**Text to read**
[start]

TAFE: Getting out of the bog

Late one afternoon, I was enjoying riding my trail bike through the bush when I came to a small green marshy area. Suddenly, my bike sank down to the axle and I was bogged. I got off the bike and tried to lift it up. As I shuffled around, my foot popped up without a boot. I shoved my dirty sock down again and finally found the boot. It took a long time to get the bike out of the mud, but when I finally rode off, with mud all over my bike, clothes and face, there was a feeling of exhilaration.

That feeling of being bogged down is what many TAFE teachers experience when they attempt to do what they do best – teach. The bog is made up of things like audits, regulations and profit-driven policies. Teachers have to continually wade through this bureaucratic quagmire. Often this imposition is a waste of energy and resources that should be spent on teaching. Everyone’s attention is placed on administrative duties rather than on student welfare. We want our students to be competent rather than compliant. TAFE has changed from an educational model to a business one – too much top down, must-do-ness.

This provokes us to ask what is the role of TAFE? The Kangan Report of 1974 still gives clear guidance that:

a) “TAFE is an integral component of the national resources that make for technological development, a skilled and mobile labour force, personal work satisfaction and economic growth.
b) VET should be available to people of all ages regardless of minimum formal educational entry requirements or of current employment status.

[end]

**Work required**
Extract the passage from the TAFE article starting at "That feeling of" and ending at "and economic growth.", copying it word for word.

**Data records**
[start]

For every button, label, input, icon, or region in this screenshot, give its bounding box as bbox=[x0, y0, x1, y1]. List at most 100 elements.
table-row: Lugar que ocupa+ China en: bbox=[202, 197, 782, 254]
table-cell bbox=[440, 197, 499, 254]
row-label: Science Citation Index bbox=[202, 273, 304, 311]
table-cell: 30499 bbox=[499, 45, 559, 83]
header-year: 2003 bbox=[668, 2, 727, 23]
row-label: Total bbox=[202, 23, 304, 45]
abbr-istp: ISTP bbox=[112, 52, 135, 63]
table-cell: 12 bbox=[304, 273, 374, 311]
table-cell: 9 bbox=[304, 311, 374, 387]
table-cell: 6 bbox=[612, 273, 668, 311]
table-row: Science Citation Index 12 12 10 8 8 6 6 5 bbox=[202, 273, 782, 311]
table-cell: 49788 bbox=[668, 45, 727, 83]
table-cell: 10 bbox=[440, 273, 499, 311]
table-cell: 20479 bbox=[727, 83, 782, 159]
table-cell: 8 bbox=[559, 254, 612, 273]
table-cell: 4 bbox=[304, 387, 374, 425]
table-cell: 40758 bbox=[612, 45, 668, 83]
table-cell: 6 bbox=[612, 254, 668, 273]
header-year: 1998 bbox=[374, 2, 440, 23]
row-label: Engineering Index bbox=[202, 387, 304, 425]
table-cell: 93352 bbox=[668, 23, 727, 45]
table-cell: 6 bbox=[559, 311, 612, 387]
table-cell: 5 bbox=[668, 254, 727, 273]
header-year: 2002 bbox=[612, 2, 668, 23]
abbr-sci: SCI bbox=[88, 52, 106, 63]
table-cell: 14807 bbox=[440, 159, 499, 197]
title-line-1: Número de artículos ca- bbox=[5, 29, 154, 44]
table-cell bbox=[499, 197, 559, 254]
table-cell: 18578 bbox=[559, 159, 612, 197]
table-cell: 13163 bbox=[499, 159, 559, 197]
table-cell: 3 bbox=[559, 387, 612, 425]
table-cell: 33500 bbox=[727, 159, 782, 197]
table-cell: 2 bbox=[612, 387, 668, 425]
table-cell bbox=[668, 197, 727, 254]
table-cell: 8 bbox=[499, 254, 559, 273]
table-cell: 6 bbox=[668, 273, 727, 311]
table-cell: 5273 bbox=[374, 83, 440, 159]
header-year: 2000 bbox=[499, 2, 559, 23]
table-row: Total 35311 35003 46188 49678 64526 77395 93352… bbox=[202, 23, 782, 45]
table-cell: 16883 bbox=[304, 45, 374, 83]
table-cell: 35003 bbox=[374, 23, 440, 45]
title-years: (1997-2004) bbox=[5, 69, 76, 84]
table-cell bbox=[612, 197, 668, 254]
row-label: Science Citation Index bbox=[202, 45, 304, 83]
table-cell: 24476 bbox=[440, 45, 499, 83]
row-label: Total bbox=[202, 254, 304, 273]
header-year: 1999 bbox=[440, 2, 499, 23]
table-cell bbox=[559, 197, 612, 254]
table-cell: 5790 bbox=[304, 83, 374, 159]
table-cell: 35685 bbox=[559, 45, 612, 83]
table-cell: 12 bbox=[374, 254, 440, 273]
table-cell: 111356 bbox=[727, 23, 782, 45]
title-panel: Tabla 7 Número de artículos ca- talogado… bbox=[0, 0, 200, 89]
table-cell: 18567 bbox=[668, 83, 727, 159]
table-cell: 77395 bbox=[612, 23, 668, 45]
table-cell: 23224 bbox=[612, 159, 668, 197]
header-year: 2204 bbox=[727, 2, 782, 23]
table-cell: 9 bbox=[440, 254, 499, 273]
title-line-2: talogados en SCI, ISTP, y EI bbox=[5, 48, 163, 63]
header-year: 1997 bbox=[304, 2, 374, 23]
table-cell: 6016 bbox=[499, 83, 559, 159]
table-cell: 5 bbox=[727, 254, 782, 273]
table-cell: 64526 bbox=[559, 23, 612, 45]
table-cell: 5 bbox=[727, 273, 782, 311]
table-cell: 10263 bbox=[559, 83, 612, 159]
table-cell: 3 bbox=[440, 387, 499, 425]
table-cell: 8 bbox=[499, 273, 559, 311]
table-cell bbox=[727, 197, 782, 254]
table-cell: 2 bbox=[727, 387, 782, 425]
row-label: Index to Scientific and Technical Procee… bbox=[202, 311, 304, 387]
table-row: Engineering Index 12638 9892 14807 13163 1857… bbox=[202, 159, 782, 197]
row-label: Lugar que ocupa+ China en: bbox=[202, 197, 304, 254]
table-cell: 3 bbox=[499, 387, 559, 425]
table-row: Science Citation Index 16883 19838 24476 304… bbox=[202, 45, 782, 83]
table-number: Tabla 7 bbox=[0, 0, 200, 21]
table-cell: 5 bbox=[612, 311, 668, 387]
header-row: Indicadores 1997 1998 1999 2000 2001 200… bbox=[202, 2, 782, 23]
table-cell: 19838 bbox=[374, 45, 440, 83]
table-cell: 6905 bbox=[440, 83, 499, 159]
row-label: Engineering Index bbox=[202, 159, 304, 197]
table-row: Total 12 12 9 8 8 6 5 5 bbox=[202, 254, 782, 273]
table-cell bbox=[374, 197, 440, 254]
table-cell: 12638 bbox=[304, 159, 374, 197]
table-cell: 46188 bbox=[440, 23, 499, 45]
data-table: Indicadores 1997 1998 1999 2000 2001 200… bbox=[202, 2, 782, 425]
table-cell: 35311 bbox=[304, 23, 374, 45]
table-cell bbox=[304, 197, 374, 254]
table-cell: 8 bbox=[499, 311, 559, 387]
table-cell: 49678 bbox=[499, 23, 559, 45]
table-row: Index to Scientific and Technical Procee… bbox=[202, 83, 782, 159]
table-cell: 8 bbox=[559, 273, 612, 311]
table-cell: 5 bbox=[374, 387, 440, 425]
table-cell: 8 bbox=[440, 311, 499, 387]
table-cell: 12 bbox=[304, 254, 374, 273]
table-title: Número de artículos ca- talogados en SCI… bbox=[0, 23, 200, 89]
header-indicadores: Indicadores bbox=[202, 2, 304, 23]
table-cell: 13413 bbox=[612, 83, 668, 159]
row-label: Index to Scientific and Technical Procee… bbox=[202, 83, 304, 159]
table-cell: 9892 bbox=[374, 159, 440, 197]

[end]

**Solved exercise**
That feeling of being bogged down is what many TAFE teachers experience when they attempt to do what they do best – teach. The bog is made up of things like audits, regulations and profit-driven policies. Teachers have to continually wade through this bureaucratic quagmire. Often this imposition is a waste of energy and resources that should be spent on teaching. Everyone’s attention is placed on administrative duties rather than on student welfare. We want our students to be competent rather than compliant. TAFE has changed from an educational model to a business one – too much top down, must-do-ness.

This provokes us to ask what is the role of TAFE? The Kangan Report of 1974 still gives clear guidance that:

a) “TAFE is an integral component of the national resources that make for technological development, a skilled and mobile labour force, personal work satisfaction and economic growth.